● **PASSAGE SHOWN**
------------------------------------

Current capabilities include:

- Sentiment analysis of opinions/comments

- Emotion analysis of texts (happiness, sadness, anger, surprise, fear, disgust, calmness)

- Analysis of product/service reviews (recommended/not recommended/no idea)

- Both single-text and batch CSV processing

- Output displayed in terminal or saved to CSV with summary statistics

Initial repository that evolved into this library:
[Click here](https://github.com/RezaGooner/Sentiment-Survey-Analyzer)

We welcome user testing and feedback to improve the library. If you encounter bugs or have suggestions, please:
[Contribute](#Contribute)

For installation issues due to dependency conflicts (especially with mingw-w64), consider using online platforms like DeepNote.com.

## Structure
### Comment Analysis Functions

$$train(train_csv, test_size=0.2, vector_size=100, window=5)$$

Trains the model using a CSV file with columns:

1- body (text content)

2- recommendation_status (must be one of:)

------------------------------------

● **STORED DATA**
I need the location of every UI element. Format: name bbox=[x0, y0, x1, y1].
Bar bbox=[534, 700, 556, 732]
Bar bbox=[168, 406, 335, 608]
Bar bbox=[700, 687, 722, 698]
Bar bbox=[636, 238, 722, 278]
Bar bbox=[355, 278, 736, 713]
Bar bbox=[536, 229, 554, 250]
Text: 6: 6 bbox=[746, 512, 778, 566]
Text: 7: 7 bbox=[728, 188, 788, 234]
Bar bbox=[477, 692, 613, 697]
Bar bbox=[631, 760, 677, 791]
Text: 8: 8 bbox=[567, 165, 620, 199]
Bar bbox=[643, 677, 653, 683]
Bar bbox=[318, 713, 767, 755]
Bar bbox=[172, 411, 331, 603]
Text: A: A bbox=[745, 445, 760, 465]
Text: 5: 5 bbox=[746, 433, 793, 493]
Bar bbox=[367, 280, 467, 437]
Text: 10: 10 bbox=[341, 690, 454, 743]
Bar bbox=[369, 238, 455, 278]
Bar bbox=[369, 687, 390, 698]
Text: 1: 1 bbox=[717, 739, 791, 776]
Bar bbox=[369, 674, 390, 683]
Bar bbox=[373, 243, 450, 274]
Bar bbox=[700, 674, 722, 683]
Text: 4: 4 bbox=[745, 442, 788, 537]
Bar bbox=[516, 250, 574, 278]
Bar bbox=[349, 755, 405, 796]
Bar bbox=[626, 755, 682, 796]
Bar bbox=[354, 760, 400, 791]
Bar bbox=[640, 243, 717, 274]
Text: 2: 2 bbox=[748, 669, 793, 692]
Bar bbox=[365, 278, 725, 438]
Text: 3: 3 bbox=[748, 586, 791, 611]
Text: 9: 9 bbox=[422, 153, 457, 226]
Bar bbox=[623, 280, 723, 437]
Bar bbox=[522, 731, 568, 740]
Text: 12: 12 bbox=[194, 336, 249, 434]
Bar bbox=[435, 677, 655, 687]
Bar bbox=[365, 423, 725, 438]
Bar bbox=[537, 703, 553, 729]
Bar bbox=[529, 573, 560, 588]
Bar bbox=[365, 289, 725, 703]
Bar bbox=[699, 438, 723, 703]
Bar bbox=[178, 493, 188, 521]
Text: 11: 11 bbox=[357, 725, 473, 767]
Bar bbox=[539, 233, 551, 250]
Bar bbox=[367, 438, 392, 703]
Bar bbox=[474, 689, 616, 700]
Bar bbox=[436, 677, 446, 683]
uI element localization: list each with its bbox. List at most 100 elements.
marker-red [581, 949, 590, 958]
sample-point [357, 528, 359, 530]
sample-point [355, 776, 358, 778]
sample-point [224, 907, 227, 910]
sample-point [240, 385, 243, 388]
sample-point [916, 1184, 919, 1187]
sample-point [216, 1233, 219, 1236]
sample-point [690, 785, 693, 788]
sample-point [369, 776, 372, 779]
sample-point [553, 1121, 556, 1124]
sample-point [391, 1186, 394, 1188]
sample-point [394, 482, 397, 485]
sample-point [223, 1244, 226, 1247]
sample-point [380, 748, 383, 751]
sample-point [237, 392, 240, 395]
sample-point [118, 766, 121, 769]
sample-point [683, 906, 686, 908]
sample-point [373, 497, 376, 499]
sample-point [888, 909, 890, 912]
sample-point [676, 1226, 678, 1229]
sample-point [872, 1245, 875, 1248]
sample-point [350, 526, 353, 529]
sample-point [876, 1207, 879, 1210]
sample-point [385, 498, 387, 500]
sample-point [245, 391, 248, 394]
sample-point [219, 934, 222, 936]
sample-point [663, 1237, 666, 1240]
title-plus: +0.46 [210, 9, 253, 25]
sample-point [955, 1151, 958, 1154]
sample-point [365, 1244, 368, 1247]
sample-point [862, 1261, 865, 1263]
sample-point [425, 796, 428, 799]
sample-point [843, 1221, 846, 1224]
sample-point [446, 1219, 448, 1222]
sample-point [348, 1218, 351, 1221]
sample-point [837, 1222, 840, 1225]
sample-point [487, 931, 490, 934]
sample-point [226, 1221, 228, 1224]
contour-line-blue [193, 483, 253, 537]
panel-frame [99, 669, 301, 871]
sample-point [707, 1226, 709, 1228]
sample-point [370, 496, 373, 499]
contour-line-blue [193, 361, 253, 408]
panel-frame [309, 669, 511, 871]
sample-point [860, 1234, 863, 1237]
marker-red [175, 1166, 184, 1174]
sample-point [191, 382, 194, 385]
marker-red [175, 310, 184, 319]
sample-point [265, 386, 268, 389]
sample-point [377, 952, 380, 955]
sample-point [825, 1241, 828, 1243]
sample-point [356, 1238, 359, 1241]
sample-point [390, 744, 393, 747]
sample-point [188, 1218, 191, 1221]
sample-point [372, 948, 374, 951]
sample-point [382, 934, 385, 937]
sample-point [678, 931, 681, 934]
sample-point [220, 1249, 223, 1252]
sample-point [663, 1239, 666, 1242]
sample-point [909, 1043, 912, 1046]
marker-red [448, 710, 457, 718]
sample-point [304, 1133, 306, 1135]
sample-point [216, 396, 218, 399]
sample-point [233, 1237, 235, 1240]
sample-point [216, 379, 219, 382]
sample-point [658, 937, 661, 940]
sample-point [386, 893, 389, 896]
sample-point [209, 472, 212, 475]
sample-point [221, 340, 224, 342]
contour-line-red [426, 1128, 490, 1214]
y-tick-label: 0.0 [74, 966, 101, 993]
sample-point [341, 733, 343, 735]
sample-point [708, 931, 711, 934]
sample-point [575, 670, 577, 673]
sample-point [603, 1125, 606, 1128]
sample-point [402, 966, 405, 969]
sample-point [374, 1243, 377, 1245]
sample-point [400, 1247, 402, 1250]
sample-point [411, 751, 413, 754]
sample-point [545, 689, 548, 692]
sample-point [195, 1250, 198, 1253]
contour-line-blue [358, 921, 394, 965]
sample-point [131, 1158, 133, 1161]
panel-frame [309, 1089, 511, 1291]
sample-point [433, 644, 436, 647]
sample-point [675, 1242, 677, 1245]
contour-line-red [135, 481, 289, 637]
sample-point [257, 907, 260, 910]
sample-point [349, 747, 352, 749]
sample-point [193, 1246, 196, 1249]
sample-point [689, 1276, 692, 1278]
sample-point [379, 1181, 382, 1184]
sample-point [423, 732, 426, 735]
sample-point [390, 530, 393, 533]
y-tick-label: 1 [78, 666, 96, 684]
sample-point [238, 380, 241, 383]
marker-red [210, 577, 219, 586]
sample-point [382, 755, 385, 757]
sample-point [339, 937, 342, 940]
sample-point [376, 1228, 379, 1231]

------------------------------------

● **TASKS FOR THIS EXERCISE**
a. Summarize the library description in two sentences.
b. In the library description, rewrite the part between "- Analysis of" and "[Contribute](#Contribute)", inclusive, with "feedback" changed to "input".
c. List every emotion that the library description names for its emotion analysis.
Work only from the library description, not from the lines.

● **RESPONSES TO THE TASKS**
a. The library offers sentiment analysis of opinions and comments, emotion analysis of texts, and analysis of product or service reviews. It handles single texts or batch CSV files and shows output in the terminal or saves it to CSV with summary statistics.

b.
- Analysis of product/service reviews (recommended/not recommended/no idea)

- Both single-text and batch CSV processing

- Output displayed in terminal or saved to CSV with summary statistics

Initial repository that evolved into this library:
[Click here](https://github.com/RezaGooner/Sentiment-Survey-Analyzer)

We welcome user testing and input to improve the library. If you encounter bugs or have suggestions, please:
[Contribute](#Contribute)

c. happiness, sadness, anger, surprise, fear, disgust, calmness